** begin RECORD SET **

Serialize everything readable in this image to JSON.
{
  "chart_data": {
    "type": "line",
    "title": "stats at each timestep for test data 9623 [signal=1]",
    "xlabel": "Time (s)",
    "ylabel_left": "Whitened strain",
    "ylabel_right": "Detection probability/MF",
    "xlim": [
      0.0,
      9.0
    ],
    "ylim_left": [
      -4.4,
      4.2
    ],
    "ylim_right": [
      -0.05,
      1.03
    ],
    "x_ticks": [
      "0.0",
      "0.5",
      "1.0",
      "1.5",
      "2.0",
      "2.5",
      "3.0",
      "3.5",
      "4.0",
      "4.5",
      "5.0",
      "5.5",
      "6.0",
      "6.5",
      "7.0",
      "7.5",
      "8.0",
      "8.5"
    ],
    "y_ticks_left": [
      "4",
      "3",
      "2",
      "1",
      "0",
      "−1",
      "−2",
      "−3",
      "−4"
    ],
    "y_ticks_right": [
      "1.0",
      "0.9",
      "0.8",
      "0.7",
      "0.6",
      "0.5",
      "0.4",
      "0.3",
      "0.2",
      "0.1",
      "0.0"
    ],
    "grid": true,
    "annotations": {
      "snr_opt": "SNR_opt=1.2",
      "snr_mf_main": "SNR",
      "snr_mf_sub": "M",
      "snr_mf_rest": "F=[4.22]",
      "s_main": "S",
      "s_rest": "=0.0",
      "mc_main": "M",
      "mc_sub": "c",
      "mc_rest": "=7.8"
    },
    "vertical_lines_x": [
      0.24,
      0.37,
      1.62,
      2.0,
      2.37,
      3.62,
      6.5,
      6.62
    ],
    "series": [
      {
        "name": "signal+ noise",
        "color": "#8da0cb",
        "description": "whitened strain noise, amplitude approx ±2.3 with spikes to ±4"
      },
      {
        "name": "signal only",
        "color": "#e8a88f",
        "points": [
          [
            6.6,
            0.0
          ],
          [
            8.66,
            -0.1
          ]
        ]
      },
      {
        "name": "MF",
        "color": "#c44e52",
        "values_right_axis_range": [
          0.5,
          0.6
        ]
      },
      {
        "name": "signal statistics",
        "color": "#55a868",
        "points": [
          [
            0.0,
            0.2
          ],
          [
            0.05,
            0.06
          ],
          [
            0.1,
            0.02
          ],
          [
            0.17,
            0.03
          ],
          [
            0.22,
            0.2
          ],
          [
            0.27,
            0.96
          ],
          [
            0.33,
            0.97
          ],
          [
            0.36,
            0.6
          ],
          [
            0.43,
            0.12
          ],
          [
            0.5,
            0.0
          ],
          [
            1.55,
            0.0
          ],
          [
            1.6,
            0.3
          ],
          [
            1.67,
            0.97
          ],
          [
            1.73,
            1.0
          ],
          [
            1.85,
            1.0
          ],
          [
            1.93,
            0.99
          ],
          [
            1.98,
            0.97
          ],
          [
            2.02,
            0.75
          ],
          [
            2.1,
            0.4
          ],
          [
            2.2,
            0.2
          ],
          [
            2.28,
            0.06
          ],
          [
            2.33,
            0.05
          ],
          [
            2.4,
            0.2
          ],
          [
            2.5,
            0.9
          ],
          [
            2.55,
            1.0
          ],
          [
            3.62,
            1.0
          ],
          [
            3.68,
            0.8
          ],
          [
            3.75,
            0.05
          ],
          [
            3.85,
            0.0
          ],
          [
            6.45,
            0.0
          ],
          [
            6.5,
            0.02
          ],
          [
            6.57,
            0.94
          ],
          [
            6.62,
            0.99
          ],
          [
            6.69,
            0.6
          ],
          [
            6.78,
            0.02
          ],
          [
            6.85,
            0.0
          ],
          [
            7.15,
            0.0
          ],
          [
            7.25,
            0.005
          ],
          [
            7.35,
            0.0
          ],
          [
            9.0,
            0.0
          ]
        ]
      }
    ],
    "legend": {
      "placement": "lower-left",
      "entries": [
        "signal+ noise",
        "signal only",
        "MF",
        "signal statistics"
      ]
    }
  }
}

** end RECORD SET **

* EXERCISE BRIEF: Show every line in the records above that contains the word "color".

* IN RESPONSE:
        "color": "#8da0cb",
        "color": "#e8a88f",
        "color": "#c44e52",
        "color": "#55a868",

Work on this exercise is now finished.